Repeat all the material exactly; pictures stay out of your copy.

- Input records -
## Start
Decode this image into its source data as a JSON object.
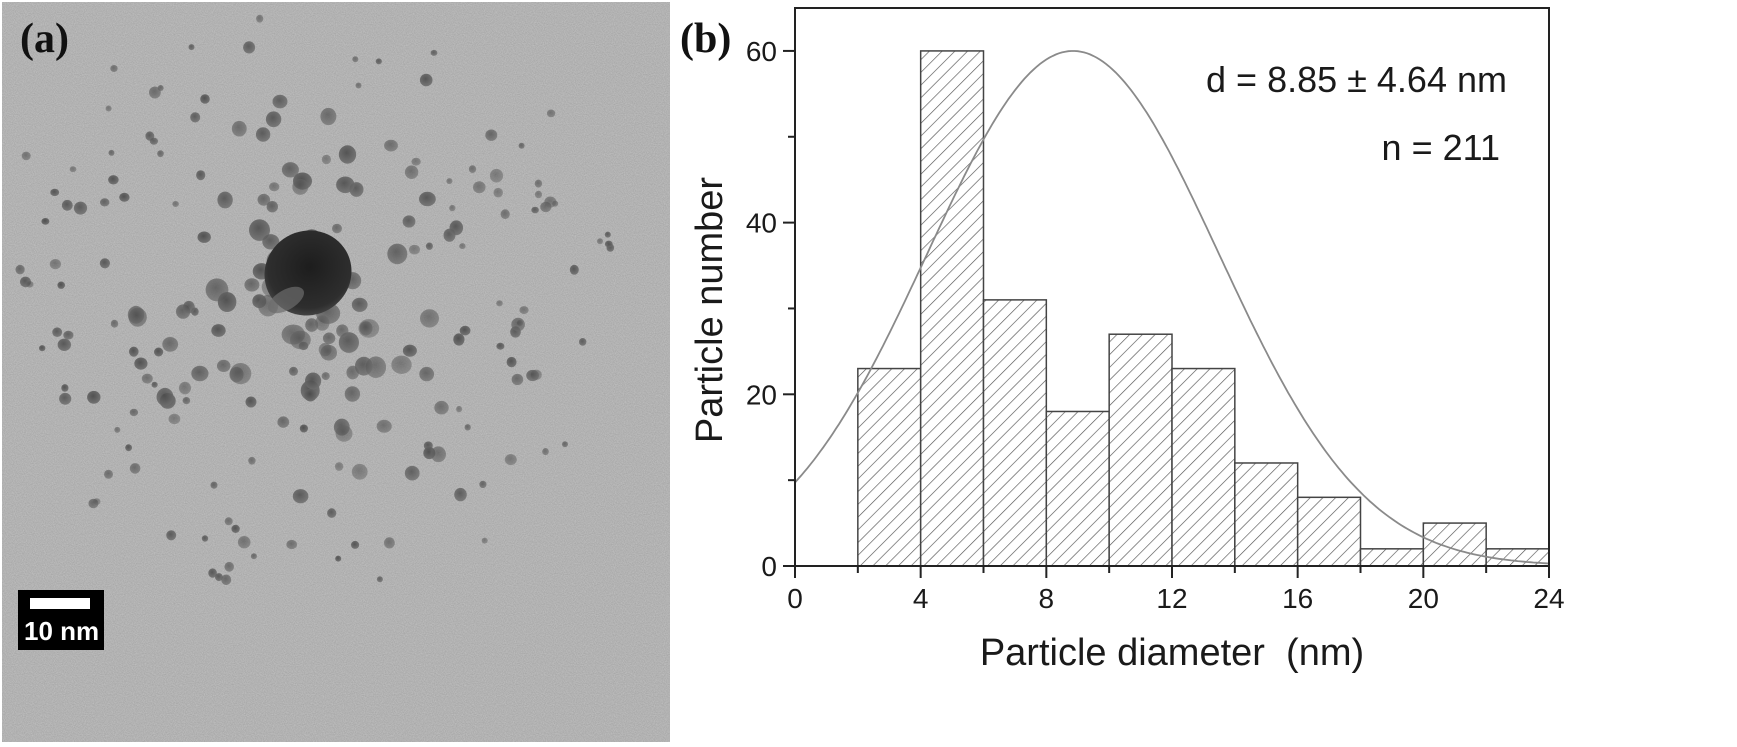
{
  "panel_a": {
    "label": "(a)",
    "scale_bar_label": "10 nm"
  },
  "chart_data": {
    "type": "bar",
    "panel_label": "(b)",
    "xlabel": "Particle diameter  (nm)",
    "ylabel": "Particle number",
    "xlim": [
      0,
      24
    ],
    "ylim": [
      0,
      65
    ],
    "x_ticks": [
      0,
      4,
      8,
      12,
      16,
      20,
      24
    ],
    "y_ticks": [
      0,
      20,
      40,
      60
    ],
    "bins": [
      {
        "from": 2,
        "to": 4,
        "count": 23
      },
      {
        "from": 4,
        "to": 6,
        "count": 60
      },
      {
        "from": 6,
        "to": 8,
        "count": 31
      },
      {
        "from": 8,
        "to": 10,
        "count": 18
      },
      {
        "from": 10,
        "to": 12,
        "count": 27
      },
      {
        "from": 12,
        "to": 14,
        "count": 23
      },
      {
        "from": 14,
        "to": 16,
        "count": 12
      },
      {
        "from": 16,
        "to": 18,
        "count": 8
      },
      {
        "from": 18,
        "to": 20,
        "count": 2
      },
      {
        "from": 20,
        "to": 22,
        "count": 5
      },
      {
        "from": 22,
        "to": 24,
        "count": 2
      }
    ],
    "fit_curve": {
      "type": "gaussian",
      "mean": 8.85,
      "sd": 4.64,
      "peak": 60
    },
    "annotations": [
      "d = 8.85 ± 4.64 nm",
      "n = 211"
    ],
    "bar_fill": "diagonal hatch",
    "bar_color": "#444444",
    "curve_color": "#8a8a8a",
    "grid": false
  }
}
## End
- Answer to the problem -
Decode this image into its source data as a JSON object.
{
  "panel_a": {
    "label": "(a)",
    "scale_bar_label": "10 nm"
  },
  "chart_data": {
    "type": "bar",
    "panel_label": "(b)",
    "xlabel": "Particle diameter  (nm)",
    "ylabel": "Particle number",
    "xlim": [
      0,
      24
    ],
    "ylim": [
      0,
      65
    ],
    "x_ticks": [
      0,
      4,
      8,
      12,
      16,
      20,
      24
    ],
    "y_ticks": [
      0,
      20,
      40,
      60
    ],
    "bins": [
      {
        "from": 2,
        "to": 4,
        "count": 23
      },
      {
        "from": 4,
        "to": 6,
        "count": 60
      },
      {
        "from": 6,
        "to": 8,
        "count": 31
      },
      {
        "from": 8,
        "to": 10,
        "count": 18
      },
      {
        "from": 10,
        "to": 12,
        "count": 27
      },
      {
        "from": 12,
        "to": 14,
        "count": 23
      },
      {
        "from": 14,
        "to": 16,
        "count": 12
      },
      {
        "from": 16,
        "to": 18,
        "count": 8
      },
      {
        "from": 18,
        "to": 20,
        "count": 2
      },
      {
        "from": 20,
        "to": 22,
        "count": 5
      },
      {
        "from": 22,
        "to": 24,
        "count": 2
      }
    ],
    "fit_curve": {
      "type": "gaussian",
      "mean": 8.85,
      "sd": 4.64,
      "peak": 60
    },
    "annotations": [
      "d = 8.85 ± 4.64 nm",
      "n = 211"
    ],
    "bar_fill": "diagonal hatch",
    "bar_color": "#444444",
    "curve_color": "#8a8a8a",
    "grid": false
  }
}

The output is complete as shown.